# [EXERCISE PROMPT]
Reproduce the full listing that appears beneath this instruction exactly.

- - -

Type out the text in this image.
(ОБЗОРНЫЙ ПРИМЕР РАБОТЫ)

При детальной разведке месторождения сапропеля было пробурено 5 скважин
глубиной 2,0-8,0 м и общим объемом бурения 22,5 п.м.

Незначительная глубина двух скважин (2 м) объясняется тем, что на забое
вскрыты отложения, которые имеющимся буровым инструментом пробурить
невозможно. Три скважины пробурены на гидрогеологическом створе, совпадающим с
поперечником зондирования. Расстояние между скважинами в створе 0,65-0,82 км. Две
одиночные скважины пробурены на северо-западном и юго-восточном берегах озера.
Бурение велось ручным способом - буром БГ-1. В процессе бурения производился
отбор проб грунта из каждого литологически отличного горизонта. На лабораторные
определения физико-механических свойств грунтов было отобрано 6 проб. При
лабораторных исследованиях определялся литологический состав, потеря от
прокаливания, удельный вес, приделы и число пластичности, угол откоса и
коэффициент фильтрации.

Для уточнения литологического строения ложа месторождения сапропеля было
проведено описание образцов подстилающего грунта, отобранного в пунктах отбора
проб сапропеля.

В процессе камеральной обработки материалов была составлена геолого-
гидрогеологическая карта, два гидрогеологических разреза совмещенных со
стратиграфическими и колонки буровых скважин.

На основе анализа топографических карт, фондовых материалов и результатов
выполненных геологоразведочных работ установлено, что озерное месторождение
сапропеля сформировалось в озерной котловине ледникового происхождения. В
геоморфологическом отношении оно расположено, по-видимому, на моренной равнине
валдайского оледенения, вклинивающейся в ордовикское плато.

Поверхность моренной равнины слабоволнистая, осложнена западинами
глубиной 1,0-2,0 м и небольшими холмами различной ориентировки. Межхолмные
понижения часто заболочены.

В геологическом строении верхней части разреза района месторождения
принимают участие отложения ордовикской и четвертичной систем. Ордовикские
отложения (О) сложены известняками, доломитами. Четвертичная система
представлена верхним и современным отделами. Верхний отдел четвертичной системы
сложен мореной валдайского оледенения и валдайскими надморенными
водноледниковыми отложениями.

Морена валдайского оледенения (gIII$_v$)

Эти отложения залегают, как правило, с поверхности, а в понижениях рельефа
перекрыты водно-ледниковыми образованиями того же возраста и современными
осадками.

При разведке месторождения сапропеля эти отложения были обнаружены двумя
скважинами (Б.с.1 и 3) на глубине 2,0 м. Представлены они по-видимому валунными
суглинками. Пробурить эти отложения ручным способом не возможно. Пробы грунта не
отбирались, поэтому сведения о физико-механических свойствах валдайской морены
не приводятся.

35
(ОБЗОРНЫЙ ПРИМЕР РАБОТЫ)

- - -

# [WRITTEN SOLUTION]
Type out the text in this image.
(ОБЗОРНЫЙ ПРИМЕР РАБОТЫ)

При детальной разведке месторождения сапропеля было пробурено 5 скважин
глубиной 2,0-8,0 м и общим объемом бурения 22,5 п.м.

Незначительная глубина двух скважин (2 м) объясняется тем, что на забое
вскрыты отложения, которые имеющимся буровым инструментом пробурить
невозможно. Три скважины пробурены на гидрогеологическом створе, совпадающим с
поперечником зондирования. Расстояние между скважинами в створе 0,65-0,82 км. Две
одиночные скважины пробурены на северо-западном и юго-восточном берегах озера.
Бурение велось ручным способом - буром БГ-1. В процессе бурения производился
отбор проб грунта из каждого литологически отличного горизонта. На лабораторные
определения физико-механических свойств грунтов было отобрано 6 проб. При
лабораторных исследованиях определялся литологический состав, потеря от
прокаливания, удельный вес, приделы и число пластичности, угол откоса и
коэффициент фильтрации.

Для уточнения литологического строения ложа месторождения сапропеля было
проведено описание образцов подстилающего грунта, отобранного в пунктах отбора
проб сапропеля.

В процессе камеральной обработки материалов была составлена геолого-
гидрогеологическая карта, два гидрогеологических разреза совмещенных со
стратиграфическими и колонки буровых скважин.

На основе анализа топографических карт, фондовых материалов и результатов
выполненных геологоразведочных работ установлено, что озерное месторождение
сапропеля сформировалось в озерной котловине ледникового происхождения. В
геоморфологическом отношении оно расположено, по-видимому, на моренной равнине
валдайского оледенения, вклинивающейся в ордовикское плато.

Поверхность моренной равнины слабоволнистая, осложнена западинами
глубиной 1,0-2,0 м и небольшими холмами различной ориентировки. Межхолмные
понижения часто заболочены.

В геологическом строении верхней части разреза района месторождения
принимают участие отложения ордовикской и четвертичной систем. Ордовикские
отложения (О) сложены известняками, доломитами. Четвертичная система
представлена верхним и современным отделами. Верхний отдел четвертичной системы
сложен мореной валдайского оледенения и валдайскими надморенными
водноледниковыми отложениями.

Морена валдайского оледенения (gIII$_v$)

Эти отложения залегают, как правило, с поверхности, а в понижениях рельефа
перекрыты водно-ледниковыми образованиями того же возраста и современными
осадками.

При разведке месторождения сапропеля эти отложения были обнаружены двумя
скважинами (Б.с.1 и 3) на глубине 2,0 м. Представлены они по-видимому валунными
суглинками. Пробурить эти отложения ручным способом не возможно. Пробы грунта не
отбирались, поэтому сведения о физико-механических свойствах валдайской морены
не приводятся.

35
(ОБЗОРНЫЙ ПРИМЕР РАБОТЫ)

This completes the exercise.